[Aim of the task] Write out all of the data exactly as it appears.

[Dataset rows]
= = = = =
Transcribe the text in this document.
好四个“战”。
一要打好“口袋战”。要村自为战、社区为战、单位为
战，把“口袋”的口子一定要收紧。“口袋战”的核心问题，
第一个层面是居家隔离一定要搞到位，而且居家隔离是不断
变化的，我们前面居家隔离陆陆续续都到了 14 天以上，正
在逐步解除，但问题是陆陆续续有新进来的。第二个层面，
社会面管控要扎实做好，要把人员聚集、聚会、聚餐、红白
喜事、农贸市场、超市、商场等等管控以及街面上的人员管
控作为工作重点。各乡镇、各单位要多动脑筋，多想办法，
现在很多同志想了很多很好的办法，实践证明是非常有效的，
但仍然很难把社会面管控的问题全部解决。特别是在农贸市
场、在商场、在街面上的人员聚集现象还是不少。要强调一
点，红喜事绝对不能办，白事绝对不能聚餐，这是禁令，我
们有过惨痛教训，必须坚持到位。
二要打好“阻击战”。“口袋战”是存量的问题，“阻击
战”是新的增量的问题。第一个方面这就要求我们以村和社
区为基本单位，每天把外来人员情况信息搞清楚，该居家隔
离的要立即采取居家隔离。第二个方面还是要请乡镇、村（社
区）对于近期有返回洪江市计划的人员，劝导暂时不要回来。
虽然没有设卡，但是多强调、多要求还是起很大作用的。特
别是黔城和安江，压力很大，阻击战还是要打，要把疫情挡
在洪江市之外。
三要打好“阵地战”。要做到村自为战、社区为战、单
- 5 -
= = = = =
[Written solution]
Transcribe the text in this document.
好四个“战”。
一要打好“口袋战”。要村自为战、社区为战、单位为
战，把“口袋”的口子一定要收紧。“口袋战”的核心问题，
第一个层面是居家隔离一定要搞到位，而且居家隔离是不断
变化的，我们前面居家隔离陆陆续续都到了 14 天以上，正
在逐步解除，但问题是陆陆续续有新进来的。第二个层面，
社会面管控要扎实做好，要把人员聚集、聚会、聚餐、红白
喜事、农贸市场、超市、商场等等管控以及街面上的人员管
控作为工作重点。各乡镇、各单位要多动脑筋，多想办法，
现在很多同志想了很多很好的办法，实践证明是非常有效的，
但仍然很难把社会面管控的问题全部解决。特别是在农贸市
场、在商场、在街面上的人员聚集现象还是不少。要强调一
点，红喜事绝对不能办，白事绝对不能聚餐，这是禁令，我
们有过惨痛教训，必须坚持到位。
二要打好“阻击战”。“口袋战”是存量的问题，“阻击
战”是新的增量的问题。第一个方面这就要求我们以村和社
区为基本单位，每天把外来人员情况信息搞清楚，该居家隔
离的要立即采取居家隔离。第二个方面还是要请乡镇、村（社
区）对于近期有返回洪江市计划的人员，劝导暂时不要回来。
虽然没有设卡，但是多强调、多要求还是起很大作用的。特
别是黔城和安江，压力很大，阻击战还是要打，要把疫情挡
在洪江市之外。
三要打好“阵地战”。要做到村自为战、社区为战、单
- 5 -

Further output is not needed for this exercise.